• DATA TO PROCESS:
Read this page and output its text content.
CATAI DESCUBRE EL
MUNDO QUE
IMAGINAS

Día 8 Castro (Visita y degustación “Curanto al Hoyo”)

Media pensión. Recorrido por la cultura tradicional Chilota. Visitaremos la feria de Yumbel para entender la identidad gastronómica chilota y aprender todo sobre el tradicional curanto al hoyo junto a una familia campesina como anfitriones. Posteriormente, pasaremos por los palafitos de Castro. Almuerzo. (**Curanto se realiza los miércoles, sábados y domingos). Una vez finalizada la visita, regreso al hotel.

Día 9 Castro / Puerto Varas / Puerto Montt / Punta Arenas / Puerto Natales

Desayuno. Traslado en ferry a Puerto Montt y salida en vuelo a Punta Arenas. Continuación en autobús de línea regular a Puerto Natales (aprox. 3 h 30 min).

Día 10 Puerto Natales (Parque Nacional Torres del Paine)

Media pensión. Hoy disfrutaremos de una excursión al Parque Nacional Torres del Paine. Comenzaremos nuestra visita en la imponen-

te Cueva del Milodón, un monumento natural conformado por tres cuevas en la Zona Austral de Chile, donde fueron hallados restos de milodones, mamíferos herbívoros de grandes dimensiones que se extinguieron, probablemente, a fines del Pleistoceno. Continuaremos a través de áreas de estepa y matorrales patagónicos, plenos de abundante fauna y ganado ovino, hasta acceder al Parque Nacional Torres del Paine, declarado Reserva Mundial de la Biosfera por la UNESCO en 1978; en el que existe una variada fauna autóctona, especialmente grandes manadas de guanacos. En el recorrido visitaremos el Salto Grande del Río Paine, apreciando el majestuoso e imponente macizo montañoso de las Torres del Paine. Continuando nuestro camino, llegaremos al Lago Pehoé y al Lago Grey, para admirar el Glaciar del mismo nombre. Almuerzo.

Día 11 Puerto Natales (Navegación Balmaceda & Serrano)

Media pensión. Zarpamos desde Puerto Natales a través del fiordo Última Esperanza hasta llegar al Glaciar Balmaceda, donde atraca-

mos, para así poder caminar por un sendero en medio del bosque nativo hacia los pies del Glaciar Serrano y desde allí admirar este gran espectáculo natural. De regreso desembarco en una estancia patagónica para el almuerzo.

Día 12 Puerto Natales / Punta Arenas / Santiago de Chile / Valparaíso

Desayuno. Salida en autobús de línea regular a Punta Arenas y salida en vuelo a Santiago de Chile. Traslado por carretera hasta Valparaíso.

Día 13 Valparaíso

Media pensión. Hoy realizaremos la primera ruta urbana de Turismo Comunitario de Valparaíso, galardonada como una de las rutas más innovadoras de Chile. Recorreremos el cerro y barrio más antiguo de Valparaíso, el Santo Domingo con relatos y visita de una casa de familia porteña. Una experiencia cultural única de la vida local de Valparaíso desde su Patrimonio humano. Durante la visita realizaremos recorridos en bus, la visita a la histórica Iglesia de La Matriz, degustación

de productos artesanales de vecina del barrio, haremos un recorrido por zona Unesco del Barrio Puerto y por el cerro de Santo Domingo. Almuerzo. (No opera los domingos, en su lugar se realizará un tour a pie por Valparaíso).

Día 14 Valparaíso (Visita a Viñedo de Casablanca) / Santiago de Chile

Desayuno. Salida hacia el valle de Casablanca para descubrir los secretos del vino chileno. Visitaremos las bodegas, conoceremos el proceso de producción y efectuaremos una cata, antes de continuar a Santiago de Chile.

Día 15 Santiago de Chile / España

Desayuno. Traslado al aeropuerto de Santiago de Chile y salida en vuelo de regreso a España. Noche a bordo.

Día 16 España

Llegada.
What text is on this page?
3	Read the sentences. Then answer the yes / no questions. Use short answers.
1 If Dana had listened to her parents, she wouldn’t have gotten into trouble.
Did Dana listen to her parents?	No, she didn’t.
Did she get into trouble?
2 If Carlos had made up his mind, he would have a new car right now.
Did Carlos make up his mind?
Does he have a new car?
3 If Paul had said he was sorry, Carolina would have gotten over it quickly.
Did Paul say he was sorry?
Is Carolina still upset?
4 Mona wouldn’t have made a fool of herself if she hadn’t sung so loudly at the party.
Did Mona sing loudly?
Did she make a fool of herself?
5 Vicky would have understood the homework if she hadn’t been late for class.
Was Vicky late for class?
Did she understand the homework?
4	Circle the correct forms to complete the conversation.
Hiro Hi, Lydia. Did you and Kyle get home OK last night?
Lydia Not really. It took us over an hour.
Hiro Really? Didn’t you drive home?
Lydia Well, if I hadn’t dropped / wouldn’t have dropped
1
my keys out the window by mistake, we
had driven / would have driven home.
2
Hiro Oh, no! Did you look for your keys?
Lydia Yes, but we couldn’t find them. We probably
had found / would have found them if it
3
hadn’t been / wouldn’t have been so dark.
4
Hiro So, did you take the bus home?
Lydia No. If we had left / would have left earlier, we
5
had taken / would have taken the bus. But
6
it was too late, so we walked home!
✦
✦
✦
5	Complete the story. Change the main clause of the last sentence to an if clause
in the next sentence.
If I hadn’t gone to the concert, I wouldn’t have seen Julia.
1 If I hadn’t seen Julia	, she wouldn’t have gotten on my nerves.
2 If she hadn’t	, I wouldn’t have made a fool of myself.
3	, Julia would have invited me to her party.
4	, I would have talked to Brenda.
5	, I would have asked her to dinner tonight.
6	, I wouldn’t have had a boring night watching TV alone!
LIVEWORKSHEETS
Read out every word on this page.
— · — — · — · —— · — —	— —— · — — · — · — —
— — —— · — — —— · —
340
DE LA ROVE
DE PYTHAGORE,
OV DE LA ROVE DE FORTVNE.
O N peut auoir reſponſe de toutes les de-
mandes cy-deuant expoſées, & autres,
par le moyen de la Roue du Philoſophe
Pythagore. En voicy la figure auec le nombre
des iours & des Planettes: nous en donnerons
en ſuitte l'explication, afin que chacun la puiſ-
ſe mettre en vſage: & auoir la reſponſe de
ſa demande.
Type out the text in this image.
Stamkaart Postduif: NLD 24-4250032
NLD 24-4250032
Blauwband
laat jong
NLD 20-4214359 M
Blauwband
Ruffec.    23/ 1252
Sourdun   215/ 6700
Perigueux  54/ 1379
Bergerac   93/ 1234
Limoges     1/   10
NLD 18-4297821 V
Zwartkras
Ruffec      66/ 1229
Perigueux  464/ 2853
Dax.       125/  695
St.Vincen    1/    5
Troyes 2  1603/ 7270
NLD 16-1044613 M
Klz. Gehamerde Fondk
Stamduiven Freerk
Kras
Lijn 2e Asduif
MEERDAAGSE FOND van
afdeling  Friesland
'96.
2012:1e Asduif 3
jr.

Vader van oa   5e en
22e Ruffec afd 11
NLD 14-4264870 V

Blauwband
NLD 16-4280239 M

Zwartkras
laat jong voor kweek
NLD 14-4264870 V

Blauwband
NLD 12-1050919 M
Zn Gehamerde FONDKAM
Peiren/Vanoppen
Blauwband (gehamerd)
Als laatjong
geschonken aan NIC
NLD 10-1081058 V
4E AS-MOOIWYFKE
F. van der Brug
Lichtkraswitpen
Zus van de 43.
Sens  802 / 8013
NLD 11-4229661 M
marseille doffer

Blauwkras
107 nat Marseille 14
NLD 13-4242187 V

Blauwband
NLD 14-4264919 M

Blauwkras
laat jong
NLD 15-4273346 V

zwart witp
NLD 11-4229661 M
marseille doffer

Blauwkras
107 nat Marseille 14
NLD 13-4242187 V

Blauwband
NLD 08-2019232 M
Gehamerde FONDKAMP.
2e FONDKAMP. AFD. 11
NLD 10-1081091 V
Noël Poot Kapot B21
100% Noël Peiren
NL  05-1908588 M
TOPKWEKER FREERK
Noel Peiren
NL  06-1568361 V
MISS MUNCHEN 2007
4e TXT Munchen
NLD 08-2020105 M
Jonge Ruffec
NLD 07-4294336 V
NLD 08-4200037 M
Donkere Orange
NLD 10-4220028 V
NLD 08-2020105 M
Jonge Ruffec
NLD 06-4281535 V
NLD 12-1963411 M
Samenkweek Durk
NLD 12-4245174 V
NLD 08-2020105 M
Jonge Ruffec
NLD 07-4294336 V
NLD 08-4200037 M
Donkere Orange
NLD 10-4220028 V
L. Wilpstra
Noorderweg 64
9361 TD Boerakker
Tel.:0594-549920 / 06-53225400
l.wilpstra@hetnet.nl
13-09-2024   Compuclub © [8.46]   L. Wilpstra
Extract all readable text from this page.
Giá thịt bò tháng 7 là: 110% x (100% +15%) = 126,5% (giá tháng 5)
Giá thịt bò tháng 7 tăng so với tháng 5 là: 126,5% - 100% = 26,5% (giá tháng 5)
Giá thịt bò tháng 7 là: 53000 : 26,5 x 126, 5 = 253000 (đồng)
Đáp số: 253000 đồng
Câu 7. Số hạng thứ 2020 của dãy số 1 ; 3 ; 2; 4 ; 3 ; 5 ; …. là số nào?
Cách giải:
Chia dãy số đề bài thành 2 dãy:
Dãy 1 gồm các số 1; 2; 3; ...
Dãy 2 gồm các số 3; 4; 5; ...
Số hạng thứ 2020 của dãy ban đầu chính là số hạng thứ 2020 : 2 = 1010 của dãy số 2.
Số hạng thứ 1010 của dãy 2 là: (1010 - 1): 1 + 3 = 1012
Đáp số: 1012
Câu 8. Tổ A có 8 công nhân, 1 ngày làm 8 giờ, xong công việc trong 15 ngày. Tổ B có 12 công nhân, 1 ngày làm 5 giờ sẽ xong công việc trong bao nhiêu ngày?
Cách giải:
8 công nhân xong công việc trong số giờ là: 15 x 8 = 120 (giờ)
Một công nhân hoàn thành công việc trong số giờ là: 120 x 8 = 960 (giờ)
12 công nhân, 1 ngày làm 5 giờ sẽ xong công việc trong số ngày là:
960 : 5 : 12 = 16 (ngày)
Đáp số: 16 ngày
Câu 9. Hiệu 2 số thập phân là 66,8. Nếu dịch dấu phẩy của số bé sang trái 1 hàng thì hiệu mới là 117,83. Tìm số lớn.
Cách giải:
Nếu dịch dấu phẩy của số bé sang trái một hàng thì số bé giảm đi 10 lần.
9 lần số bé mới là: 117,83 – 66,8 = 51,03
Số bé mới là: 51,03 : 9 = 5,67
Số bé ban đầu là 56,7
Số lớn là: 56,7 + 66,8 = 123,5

• EXERCISE DIRECTIONS:
Pull out every line in the material above where "Perigueux" occurs.

• TASK RESPONSE:
Perigueux  54/ 1379
Perigueux  464/ 2853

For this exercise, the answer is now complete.